*Problem to solve*.
Lines containing the string "πρὸς" are to be collected in full.

*Records for the exercise*.
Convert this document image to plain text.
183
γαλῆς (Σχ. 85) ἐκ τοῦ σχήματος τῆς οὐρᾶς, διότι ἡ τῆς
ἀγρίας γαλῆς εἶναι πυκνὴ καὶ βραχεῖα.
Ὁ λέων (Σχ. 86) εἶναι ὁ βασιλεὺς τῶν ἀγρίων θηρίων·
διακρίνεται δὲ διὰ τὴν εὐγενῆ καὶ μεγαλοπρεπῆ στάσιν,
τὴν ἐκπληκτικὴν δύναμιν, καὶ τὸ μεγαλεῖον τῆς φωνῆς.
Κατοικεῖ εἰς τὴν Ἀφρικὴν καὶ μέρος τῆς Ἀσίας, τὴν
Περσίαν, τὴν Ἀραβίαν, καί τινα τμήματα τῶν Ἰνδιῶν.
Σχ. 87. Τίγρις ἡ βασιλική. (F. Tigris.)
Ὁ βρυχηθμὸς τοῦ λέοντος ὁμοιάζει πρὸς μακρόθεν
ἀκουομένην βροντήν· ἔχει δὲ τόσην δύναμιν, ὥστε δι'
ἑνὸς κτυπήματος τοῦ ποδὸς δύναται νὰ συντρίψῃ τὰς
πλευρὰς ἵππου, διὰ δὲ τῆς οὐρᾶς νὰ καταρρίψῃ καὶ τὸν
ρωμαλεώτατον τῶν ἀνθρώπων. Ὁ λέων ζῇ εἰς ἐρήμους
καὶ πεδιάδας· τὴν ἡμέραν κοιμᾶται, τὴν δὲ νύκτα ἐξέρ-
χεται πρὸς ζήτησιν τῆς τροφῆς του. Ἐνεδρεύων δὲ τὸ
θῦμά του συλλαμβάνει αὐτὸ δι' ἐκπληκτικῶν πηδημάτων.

---

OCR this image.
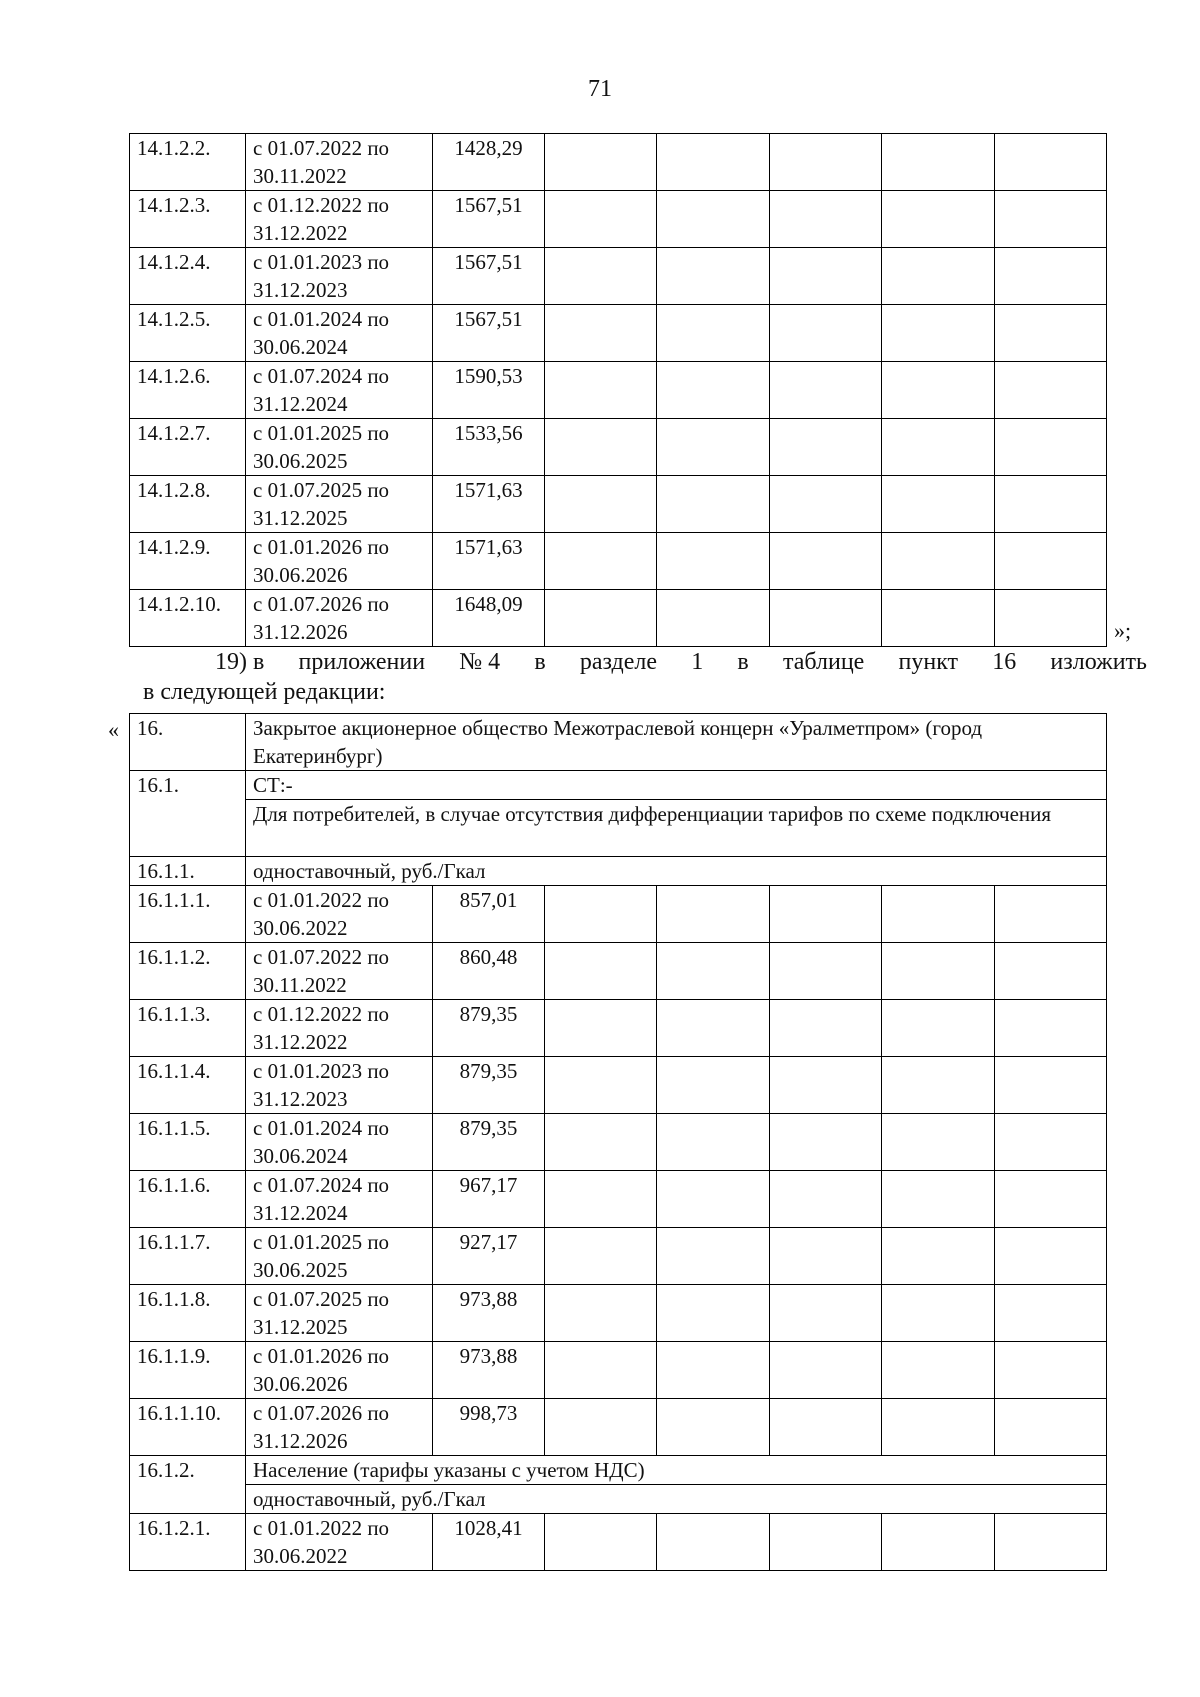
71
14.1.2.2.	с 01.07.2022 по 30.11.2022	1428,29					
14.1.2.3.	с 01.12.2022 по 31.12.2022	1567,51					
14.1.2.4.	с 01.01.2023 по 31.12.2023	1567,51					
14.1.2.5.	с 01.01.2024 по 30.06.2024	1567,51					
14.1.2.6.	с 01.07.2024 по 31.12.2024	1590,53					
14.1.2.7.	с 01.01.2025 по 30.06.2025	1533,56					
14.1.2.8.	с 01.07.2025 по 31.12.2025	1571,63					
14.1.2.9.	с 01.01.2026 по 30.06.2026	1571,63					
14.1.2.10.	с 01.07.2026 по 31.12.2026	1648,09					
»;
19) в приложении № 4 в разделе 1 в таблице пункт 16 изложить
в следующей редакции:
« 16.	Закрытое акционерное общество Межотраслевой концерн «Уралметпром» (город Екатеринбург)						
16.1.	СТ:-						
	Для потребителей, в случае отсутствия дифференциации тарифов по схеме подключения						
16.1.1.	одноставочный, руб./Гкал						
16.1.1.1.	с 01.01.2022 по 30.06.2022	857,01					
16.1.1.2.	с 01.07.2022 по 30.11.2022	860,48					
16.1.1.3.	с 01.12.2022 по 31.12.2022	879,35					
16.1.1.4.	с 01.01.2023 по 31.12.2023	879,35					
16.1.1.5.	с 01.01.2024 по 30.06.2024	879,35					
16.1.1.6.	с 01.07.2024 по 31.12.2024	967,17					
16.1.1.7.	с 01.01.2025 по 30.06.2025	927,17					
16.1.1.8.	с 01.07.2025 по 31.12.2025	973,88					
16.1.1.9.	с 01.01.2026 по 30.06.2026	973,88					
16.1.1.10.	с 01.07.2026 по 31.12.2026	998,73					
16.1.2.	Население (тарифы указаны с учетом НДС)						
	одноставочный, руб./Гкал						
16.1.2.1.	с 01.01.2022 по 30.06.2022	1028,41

*Reply to the exercise*.
Ὁ βρυχηθμὸς τοῦ λέοντος ὁμοιάζει πρὸς μακρόθεν
χεται πρὸς ζήτησιν τῆς τροφῆς του. Ἐνεδρεύων δὲ τὸ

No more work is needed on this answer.